start Provided information

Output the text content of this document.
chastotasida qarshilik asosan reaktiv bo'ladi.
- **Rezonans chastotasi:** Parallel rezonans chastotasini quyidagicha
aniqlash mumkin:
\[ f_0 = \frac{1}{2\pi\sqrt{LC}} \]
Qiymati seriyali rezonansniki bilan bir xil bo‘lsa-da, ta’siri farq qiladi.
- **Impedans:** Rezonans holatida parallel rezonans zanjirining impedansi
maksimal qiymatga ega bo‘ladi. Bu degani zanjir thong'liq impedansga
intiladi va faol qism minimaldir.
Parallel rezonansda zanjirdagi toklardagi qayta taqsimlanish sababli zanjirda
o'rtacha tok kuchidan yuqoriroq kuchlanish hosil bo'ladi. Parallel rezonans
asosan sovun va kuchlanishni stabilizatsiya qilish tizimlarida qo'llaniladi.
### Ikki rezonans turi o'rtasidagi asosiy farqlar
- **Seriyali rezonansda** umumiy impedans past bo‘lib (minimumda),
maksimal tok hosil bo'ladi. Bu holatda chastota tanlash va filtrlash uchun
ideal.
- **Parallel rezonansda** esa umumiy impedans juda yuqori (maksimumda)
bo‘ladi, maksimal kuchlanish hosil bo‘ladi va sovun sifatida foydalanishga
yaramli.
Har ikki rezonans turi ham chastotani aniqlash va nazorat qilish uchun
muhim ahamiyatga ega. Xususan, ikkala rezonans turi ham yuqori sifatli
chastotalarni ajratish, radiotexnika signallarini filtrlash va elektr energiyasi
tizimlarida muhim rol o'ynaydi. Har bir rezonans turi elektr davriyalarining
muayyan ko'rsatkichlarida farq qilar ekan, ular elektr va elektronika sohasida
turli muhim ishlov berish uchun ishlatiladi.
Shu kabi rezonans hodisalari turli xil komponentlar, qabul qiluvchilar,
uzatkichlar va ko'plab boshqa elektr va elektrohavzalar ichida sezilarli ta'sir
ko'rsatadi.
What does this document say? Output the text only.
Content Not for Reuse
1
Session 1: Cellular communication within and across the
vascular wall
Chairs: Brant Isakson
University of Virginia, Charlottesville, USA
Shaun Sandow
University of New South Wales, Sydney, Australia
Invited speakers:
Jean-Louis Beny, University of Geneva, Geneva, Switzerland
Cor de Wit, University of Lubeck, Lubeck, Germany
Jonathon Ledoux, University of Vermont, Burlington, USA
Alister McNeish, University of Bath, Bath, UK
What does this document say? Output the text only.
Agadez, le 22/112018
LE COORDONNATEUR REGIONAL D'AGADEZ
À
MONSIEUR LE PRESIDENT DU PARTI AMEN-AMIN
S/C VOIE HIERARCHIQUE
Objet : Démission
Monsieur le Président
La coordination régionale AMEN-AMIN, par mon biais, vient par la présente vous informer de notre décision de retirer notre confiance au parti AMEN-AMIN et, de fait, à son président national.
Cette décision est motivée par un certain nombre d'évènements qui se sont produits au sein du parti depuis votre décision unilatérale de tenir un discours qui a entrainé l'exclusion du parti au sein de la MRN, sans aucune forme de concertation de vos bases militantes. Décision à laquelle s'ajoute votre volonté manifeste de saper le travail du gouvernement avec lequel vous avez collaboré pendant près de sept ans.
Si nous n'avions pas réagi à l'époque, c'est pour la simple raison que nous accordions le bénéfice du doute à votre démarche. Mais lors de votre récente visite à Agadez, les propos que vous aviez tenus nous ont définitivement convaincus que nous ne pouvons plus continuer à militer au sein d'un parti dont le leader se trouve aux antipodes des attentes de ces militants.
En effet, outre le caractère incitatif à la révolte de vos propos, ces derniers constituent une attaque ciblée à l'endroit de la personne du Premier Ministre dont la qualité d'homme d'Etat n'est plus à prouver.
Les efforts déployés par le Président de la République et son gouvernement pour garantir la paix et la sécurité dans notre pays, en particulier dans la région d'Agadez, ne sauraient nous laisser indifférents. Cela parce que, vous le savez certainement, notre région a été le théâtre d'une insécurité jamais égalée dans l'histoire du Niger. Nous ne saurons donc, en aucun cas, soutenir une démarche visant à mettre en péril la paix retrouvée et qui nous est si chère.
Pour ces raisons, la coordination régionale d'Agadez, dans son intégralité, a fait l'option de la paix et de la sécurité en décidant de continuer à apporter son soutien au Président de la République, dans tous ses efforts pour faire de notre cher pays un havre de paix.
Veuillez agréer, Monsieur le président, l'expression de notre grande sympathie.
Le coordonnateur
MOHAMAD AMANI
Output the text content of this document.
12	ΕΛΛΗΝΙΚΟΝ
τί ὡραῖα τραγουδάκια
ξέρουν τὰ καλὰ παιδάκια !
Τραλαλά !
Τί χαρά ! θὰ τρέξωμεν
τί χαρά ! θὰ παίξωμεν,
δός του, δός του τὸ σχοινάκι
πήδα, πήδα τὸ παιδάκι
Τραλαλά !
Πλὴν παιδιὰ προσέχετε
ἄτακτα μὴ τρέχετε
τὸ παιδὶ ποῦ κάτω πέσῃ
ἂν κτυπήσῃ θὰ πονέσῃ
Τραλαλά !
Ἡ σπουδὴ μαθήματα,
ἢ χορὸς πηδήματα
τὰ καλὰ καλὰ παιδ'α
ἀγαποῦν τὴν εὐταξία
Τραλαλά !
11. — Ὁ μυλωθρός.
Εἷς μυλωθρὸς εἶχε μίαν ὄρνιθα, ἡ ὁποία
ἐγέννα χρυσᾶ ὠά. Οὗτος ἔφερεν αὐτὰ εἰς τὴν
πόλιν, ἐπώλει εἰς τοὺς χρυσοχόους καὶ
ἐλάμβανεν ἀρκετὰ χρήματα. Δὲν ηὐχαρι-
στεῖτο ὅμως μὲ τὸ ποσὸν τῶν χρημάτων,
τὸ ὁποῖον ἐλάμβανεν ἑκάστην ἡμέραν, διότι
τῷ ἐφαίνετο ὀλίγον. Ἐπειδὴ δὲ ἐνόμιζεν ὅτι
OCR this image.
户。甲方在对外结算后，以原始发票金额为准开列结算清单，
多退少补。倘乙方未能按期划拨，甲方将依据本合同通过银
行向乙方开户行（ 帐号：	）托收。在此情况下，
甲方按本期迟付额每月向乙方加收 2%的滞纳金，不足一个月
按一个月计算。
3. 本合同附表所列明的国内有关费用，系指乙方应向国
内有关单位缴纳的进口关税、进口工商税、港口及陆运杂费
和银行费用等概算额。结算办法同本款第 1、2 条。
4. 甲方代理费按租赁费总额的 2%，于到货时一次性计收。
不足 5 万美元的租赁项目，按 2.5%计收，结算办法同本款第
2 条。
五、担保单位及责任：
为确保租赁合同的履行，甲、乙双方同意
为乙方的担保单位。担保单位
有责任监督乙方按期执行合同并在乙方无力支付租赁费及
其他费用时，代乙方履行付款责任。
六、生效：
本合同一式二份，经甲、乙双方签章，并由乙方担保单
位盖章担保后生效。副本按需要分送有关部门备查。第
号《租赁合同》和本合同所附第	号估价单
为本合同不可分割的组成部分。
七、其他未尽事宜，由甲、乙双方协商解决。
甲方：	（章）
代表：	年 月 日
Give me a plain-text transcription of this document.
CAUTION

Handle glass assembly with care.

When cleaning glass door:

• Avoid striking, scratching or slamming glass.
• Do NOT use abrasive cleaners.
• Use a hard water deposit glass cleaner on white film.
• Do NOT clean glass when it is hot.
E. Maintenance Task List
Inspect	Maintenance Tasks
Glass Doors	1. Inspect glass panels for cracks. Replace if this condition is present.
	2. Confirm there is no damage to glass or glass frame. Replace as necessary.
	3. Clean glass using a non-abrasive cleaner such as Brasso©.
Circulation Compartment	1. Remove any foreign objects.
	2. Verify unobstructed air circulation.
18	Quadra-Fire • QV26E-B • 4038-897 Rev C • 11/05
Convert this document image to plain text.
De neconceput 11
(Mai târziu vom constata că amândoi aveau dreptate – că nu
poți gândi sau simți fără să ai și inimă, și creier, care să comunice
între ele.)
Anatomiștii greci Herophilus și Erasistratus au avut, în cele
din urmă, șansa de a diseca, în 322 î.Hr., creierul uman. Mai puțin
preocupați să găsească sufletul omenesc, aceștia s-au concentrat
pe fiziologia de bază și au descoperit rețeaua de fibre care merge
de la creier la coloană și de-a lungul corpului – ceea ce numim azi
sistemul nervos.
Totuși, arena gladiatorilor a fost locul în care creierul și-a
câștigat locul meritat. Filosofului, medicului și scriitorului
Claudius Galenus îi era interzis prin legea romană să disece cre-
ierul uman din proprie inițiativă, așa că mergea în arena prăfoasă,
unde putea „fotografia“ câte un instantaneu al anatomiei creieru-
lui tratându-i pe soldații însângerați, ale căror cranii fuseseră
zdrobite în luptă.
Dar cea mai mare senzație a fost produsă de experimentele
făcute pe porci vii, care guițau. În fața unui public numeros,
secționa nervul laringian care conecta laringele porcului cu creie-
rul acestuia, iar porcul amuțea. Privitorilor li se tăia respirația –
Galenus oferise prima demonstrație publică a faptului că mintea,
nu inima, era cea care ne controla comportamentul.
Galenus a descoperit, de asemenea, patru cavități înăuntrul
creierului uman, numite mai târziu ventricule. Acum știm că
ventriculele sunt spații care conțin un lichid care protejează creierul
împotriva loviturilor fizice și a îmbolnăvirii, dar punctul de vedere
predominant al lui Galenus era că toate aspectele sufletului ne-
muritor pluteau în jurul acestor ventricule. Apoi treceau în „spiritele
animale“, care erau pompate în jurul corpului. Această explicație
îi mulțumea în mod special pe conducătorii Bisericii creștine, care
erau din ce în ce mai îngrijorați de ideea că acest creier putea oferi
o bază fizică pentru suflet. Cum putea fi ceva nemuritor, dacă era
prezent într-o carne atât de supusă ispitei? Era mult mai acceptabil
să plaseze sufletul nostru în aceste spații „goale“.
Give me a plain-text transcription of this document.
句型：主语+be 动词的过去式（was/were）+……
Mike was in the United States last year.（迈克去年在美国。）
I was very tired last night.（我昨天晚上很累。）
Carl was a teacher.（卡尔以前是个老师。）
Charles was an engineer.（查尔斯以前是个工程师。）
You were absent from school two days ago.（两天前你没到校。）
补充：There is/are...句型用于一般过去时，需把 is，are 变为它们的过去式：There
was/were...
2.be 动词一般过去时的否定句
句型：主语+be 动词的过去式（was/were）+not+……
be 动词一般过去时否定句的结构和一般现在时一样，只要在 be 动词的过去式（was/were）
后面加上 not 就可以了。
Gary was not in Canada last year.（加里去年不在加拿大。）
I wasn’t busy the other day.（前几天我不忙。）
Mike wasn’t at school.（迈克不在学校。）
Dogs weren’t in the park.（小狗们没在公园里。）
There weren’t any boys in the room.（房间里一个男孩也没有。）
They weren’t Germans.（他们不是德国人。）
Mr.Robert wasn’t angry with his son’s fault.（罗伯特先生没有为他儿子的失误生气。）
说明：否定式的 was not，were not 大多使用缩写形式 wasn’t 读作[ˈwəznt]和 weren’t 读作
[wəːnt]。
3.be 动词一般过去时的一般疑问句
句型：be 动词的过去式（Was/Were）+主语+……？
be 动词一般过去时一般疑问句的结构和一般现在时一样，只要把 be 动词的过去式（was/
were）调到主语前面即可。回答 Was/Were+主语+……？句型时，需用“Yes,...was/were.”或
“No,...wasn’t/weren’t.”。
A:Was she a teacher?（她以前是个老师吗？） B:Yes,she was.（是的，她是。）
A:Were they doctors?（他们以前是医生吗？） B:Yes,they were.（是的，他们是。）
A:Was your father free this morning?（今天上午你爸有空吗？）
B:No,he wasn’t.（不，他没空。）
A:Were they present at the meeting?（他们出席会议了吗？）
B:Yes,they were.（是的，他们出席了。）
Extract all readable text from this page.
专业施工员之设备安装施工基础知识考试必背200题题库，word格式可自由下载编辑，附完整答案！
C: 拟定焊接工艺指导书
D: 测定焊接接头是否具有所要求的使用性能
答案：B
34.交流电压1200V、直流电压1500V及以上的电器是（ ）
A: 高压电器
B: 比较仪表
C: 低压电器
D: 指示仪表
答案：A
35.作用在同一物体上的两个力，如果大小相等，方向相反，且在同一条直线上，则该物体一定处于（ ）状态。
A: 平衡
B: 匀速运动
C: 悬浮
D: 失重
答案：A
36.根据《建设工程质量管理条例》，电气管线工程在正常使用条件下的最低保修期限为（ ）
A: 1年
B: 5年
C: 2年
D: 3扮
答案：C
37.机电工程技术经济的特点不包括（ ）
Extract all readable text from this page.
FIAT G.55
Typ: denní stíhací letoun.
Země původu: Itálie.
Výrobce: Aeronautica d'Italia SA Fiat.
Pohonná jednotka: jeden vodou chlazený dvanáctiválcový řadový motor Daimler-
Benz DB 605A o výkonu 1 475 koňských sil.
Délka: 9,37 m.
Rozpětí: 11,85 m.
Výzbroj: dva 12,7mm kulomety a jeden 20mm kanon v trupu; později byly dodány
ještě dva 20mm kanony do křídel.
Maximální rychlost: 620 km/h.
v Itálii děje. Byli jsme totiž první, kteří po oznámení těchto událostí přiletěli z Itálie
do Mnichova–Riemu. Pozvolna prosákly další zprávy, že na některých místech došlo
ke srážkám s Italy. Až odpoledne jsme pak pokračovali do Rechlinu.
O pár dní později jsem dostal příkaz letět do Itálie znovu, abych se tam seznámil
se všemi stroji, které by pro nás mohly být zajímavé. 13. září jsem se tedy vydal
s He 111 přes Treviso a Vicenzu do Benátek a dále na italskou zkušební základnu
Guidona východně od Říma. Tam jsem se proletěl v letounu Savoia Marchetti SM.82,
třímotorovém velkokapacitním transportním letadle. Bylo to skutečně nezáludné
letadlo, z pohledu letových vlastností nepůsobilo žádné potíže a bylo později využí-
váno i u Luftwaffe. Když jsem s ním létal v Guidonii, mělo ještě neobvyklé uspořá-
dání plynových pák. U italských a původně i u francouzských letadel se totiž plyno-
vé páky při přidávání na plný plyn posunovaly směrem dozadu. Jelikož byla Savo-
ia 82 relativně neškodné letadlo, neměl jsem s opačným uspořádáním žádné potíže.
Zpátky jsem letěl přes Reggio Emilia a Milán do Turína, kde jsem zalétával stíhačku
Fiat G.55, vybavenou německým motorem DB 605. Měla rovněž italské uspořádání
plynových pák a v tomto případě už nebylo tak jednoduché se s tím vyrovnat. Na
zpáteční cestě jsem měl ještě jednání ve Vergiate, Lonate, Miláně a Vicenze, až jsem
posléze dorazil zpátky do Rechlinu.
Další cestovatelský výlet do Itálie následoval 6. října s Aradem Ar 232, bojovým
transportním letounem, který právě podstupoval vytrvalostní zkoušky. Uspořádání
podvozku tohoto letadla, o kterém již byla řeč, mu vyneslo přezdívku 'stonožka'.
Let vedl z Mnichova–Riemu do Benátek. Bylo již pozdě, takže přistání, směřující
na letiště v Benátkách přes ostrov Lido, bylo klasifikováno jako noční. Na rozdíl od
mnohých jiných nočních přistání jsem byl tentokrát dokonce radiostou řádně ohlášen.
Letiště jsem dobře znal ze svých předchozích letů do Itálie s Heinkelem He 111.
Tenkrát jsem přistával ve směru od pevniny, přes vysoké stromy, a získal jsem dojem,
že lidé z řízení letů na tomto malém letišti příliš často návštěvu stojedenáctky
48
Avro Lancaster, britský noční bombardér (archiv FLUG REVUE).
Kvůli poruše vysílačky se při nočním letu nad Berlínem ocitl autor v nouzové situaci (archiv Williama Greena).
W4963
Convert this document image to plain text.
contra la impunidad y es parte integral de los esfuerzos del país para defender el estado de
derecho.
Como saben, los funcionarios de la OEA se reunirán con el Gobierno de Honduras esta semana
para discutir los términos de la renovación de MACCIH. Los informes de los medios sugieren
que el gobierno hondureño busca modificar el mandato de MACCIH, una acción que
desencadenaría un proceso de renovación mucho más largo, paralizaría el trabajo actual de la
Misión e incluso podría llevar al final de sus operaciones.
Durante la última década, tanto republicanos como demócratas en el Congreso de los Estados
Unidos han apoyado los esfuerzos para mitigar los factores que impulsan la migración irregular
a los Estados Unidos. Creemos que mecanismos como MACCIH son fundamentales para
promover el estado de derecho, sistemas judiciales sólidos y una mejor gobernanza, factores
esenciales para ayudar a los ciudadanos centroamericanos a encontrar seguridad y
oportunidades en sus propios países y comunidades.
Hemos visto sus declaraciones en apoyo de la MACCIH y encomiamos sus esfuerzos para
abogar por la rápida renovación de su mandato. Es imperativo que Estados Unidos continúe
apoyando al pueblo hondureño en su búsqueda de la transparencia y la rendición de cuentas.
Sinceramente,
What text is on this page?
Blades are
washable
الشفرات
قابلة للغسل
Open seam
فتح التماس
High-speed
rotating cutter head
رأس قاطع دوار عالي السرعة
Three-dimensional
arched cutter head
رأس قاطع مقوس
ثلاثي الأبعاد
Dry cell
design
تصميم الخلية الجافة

end Provided information

**Required task**
Search the data for the string "arena" and copy each line where it appears.

**Task result**
Totuși, arena gladiatorilor a fost locul în care creierul și-a
ierul uman din proprie inițiativă, așa că mergea în arena prăfoasă,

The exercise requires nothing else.